In the listing below, count the lines with "JSON" and report only the figure.

:::::

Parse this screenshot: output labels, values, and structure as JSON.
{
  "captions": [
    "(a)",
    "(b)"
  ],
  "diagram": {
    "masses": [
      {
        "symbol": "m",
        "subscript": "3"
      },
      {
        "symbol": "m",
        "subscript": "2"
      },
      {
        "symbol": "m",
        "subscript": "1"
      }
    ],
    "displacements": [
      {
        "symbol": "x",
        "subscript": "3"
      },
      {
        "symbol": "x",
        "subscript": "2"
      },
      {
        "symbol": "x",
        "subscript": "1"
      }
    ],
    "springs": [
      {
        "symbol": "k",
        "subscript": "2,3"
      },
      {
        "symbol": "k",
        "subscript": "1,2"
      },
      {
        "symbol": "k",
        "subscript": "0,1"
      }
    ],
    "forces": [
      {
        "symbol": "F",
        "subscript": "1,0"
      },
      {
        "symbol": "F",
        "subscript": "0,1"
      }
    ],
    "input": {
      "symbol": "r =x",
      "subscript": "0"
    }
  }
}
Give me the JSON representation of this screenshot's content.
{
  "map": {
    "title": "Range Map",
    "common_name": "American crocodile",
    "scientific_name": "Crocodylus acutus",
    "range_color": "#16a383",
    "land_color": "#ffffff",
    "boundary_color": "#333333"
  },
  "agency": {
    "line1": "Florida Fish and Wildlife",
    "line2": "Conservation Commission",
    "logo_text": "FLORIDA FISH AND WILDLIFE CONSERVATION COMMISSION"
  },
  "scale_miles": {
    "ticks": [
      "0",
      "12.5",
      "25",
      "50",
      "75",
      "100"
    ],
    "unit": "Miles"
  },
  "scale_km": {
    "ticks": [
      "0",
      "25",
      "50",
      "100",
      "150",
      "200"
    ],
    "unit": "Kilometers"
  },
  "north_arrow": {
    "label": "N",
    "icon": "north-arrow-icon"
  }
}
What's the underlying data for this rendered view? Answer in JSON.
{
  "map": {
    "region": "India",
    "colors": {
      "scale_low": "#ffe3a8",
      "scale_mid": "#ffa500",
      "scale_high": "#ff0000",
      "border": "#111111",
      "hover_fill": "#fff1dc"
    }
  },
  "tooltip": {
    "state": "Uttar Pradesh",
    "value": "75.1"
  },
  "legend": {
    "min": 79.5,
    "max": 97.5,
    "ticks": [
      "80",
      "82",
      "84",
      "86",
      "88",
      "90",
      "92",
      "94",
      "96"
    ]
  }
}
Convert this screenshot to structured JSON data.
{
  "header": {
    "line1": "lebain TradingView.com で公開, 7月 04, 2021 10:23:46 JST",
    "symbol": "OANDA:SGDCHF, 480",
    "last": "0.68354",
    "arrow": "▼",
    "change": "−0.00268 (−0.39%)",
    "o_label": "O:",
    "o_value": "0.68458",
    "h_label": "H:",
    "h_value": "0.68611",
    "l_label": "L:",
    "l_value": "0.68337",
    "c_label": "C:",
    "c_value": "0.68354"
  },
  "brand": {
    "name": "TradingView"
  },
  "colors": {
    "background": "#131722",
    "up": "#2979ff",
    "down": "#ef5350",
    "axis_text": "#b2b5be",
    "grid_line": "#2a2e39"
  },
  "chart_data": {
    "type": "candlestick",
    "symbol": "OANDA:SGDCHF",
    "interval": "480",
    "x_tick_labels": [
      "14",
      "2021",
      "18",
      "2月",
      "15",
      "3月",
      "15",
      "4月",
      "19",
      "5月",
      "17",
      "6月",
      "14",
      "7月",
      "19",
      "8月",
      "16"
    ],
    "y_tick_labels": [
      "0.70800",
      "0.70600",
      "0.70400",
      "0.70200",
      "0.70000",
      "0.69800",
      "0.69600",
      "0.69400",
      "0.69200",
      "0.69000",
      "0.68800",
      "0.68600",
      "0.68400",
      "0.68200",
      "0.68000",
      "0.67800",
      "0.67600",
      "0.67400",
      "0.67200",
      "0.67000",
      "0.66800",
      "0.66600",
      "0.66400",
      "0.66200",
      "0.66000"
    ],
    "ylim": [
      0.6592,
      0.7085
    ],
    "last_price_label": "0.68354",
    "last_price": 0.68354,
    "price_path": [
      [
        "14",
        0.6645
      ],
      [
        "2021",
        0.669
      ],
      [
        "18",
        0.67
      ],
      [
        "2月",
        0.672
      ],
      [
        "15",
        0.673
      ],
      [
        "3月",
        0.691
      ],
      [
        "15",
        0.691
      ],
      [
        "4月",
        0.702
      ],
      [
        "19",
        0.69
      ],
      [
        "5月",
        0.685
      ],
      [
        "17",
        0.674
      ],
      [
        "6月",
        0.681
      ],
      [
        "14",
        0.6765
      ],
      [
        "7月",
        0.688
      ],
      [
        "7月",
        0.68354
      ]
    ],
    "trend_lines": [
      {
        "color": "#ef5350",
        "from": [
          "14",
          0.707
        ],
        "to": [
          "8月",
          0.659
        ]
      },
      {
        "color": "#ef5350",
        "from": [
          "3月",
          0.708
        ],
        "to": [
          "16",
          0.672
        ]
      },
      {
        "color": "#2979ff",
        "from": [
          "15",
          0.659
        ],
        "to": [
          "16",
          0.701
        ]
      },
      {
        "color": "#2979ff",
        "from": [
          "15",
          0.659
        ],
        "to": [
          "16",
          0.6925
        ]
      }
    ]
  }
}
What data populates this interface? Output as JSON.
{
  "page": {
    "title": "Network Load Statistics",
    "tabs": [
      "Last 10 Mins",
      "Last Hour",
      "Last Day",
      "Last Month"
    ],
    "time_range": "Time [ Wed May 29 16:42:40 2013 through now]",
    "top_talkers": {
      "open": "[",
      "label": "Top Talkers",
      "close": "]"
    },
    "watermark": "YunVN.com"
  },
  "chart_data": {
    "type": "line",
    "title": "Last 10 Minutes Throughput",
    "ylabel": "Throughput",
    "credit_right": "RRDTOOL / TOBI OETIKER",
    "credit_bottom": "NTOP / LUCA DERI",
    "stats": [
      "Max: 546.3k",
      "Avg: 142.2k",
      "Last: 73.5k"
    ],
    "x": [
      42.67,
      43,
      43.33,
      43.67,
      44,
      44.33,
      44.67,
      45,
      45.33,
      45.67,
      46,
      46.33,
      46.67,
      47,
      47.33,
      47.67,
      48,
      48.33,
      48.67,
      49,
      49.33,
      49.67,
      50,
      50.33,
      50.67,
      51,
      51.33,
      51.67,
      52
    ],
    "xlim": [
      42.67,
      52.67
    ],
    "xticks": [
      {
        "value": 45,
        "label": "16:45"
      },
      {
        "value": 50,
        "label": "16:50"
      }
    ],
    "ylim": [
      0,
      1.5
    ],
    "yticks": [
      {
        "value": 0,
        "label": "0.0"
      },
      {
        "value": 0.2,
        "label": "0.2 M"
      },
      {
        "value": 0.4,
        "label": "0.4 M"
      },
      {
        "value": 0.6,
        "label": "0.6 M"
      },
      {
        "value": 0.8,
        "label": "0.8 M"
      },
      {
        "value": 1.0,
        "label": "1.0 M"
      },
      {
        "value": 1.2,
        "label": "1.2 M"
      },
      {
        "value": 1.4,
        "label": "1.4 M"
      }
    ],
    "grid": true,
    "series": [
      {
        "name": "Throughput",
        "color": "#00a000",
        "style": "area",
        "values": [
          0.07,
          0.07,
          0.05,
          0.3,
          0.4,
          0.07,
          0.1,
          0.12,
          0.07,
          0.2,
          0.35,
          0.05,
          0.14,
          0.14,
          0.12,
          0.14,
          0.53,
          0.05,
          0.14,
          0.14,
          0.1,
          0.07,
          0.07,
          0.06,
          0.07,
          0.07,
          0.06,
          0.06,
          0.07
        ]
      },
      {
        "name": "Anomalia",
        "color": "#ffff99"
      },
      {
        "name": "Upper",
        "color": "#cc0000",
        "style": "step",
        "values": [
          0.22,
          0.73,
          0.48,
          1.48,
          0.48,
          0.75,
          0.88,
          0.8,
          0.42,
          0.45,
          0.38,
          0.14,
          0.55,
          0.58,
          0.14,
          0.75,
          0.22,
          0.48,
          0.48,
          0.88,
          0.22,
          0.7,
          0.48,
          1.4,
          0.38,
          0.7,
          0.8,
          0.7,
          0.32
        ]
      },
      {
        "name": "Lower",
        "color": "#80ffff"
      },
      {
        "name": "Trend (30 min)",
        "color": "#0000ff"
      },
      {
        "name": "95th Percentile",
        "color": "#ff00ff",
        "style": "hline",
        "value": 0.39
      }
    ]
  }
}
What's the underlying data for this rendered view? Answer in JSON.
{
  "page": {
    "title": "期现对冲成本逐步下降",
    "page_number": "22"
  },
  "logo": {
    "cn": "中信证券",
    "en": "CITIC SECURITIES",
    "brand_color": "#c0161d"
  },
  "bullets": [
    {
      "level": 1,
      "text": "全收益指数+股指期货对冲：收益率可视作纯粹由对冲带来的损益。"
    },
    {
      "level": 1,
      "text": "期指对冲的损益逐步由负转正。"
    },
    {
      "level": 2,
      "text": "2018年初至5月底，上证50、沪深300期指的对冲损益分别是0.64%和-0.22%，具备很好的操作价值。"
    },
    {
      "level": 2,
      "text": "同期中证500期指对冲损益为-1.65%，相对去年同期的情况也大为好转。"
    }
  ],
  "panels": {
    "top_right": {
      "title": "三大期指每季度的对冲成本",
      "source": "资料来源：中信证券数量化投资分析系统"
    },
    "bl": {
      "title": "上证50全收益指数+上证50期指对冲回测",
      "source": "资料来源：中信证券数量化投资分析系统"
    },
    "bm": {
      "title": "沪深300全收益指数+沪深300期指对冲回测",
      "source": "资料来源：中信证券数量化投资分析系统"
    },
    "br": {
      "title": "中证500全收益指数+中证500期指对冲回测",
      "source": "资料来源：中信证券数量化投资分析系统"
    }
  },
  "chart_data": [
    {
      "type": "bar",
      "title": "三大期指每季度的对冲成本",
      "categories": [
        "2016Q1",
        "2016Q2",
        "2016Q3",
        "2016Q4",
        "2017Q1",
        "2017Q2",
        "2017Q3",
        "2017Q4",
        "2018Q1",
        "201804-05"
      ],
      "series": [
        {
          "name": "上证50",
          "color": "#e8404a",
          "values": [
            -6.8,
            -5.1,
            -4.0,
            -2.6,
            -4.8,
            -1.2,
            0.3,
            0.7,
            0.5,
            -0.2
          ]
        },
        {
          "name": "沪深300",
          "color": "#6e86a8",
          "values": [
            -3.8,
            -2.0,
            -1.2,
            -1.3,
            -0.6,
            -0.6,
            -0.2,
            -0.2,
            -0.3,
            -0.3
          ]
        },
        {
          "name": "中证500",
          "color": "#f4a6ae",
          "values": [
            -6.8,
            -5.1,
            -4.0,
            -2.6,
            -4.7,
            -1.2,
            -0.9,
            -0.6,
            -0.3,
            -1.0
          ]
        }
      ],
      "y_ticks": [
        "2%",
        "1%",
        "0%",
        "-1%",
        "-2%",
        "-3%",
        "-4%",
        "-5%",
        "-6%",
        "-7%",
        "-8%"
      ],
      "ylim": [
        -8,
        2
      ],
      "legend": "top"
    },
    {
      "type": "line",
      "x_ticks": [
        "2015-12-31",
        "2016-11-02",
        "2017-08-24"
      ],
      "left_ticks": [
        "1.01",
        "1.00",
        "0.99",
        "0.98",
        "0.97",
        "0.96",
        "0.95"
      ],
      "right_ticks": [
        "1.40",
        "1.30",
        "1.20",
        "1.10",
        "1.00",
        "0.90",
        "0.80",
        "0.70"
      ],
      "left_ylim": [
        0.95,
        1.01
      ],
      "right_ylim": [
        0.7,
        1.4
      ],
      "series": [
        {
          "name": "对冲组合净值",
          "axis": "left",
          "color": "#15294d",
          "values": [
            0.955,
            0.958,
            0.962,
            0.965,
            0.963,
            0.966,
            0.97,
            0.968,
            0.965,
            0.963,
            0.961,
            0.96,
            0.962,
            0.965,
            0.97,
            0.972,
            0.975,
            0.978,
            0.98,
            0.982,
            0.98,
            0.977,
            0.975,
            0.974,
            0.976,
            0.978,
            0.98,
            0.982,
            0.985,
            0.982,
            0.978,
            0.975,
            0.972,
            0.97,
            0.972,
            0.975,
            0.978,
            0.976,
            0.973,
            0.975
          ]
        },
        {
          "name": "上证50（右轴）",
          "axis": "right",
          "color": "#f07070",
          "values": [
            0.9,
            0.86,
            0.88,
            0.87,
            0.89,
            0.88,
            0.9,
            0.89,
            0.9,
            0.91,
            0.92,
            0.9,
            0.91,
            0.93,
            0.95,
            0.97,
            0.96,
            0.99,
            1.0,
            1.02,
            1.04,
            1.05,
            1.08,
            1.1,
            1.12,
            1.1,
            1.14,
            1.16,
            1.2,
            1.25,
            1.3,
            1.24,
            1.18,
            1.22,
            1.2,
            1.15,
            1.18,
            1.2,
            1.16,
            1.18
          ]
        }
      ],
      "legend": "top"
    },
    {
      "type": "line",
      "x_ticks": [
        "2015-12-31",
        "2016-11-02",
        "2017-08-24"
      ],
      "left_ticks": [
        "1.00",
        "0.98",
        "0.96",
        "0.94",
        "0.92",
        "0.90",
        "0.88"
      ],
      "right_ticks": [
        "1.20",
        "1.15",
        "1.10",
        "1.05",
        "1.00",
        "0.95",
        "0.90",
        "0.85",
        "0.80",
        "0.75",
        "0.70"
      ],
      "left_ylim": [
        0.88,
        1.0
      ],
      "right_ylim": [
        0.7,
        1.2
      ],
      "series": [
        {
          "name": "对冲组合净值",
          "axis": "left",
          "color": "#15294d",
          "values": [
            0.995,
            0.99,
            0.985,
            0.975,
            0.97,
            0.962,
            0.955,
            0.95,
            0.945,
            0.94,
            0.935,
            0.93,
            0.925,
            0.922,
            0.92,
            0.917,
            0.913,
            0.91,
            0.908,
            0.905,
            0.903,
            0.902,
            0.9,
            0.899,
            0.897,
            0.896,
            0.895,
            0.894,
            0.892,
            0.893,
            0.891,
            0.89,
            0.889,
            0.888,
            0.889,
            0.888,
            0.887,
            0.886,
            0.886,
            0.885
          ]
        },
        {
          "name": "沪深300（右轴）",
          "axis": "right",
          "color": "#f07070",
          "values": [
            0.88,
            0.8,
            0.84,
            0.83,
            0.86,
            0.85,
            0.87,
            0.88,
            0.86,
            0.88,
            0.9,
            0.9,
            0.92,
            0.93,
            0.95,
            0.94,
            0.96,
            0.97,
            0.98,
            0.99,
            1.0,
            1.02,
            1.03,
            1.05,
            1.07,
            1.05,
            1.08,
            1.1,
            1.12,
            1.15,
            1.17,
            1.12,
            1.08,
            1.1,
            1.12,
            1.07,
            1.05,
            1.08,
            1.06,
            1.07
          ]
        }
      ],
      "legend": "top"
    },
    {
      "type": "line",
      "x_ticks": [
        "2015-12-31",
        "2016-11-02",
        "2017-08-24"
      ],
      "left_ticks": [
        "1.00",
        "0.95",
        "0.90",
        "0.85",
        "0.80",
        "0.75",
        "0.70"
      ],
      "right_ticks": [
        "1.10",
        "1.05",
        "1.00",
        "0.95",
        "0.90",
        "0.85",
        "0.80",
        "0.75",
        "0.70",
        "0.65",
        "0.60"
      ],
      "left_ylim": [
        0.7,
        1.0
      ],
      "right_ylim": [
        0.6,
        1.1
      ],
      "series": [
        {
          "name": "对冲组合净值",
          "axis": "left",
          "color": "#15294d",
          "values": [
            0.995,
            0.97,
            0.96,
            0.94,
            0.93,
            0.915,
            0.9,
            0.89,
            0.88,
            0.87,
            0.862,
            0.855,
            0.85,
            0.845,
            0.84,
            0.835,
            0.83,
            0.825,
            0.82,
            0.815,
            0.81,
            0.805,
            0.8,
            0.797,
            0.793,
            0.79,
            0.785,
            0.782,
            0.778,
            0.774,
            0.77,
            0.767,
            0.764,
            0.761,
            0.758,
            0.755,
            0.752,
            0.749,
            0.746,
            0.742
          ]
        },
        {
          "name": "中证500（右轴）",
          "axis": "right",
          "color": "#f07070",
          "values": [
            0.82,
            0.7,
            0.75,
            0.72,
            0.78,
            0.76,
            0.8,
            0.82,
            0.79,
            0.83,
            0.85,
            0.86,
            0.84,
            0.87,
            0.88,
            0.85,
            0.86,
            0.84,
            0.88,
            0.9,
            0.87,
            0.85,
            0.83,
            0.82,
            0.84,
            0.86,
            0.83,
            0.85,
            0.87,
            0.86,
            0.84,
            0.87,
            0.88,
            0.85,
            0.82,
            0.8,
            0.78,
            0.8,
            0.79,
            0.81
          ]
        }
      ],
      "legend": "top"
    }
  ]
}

:::::

**CORRECT RESPONSE**
6